Records from a data source =
-------------------------
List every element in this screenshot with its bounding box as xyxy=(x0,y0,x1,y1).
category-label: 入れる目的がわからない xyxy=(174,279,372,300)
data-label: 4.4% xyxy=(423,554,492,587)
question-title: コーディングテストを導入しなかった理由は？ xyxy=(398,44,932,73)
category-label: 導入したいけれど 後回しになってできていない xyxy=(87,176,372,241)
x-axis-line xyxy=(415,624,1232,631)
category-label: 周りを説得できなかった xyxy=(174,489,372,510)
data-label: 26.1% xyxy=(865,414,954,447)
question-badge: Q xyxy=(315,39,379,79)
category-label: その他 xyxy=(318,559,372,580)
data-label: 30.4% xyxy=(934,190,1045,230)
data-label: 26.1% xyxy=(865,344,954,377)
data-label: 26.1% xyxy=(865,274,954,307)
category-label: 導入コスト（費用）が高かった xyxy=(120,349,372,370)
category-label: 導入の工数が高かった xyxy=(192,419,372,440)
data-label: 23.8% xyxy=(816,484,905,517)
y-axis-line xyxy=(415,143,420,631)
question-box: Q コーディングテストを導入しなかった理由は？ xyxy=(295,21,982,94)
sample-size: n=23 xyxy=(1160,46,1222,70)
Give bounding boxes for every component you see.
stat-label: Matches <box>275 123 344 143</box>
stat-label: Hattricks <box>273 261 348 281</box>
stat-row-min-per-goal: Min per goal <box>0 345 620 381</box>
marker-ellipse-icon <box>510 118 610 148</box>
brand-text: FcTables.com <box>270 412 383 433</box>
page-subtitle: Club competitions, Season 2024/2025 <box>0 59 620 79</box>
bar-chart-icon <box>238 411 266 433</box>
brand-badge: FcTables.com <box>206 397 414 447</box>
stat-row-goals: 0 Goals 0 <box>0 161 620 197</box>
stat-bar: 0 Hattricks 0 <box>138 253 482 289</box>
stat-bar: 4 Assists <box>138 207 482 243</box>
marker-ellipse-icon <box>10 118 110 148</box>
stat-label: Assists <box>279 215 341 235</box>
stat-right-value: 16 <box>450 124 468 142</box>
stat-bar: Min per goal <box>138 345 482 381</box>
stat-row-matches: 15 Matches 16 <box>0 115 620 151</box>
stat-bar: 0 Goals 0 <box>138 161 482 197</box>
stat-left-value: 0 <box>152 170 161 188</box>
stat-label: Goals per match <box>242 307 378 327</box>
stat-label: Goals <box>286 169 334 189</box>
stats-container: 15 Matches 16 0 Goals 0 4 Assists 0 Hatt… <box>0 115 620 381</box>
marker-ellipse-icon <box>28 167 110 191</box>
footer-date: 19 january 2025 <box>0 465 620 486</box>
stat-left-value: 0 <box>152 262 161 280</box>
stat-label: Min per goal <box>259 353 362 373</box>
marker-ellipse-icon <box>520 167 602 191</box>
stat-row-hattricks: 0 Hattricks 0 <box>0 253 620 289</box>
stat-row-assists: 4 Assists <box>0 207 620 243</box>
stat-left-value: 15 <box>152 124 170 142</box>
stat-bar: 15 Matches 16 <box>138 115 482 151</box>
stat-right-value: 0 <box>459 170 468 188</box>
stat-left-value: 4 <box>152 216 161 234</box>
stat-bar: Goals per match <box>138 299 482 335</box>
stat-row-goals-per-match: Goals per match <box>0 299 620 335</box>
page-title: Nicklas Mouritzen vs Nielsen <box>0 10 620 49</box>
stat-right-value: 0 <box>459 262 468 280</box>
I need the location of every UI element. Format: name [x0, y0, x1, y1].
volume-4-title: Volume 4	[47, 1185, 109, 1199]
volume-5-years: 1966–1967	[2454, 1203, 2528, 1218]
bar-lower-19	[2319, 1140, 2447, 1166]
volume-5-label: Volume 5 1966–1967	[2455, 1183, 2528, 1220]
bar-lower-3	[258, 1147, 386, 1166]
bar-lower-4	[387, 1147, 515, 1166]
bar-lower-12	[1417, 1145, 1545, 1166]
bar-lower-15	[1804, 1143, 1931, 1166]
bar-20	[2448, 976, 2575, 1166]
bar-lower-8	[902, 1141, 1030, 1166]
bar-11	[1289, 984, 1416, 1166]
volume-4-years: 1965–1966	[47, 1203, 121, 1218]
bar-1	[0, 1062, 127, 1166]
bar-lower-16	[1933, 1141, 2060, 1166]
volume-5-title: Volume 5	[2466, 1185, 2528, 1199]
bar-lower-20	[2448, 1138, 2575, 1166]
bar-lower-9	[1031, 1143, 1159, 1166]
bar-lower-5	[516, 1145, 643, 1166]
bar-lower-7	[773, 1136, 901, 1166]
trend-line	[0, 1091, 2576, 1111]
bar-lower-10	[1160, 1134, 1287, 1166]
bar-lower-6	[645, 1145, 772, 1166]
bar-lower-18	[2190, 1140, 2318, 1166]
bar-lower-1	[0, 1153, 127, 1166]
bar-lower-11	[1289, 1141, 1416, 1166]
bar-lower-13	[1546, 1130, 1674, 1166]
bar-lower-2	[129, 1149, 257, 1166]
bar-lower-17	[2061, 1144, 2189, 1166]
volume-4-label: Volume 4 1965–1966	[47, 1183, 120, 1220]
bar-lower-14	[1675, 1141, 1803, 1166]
-------------------------
Exercise description =
Please lay out the lines of the records as a numbered list, from the start of the records through the line that contains "question-badge: Q xyxy=(315,39,379,79)", both ends included. Leave out any blank lines.

The result =
1. List every element in this screenshot with its bounding box as xyxy=(x0,y0,x1,y1).
2. category-label: 入れる目的がわからない xyxy=(174,279,372,300)
3. data-label: 4.4% xyxy=(423,554,492,587)
4. question-title: コーディングテストを導入しなかった理由は？ xyxy=(398,44,932,73)
5. category-label: 導入したいけれど 後回しになってできていない xyxy=(87,176,372,241)
6. x-axis-line xyxy=(415,624,1232,631)
7. category-label: 周りを説得できなかった xyxy=(174,489,372,510)
8. data-label: 26.1% xyxy=(865,414,954,447)
9. question-badge: Q xyxy=(315,39,379,79)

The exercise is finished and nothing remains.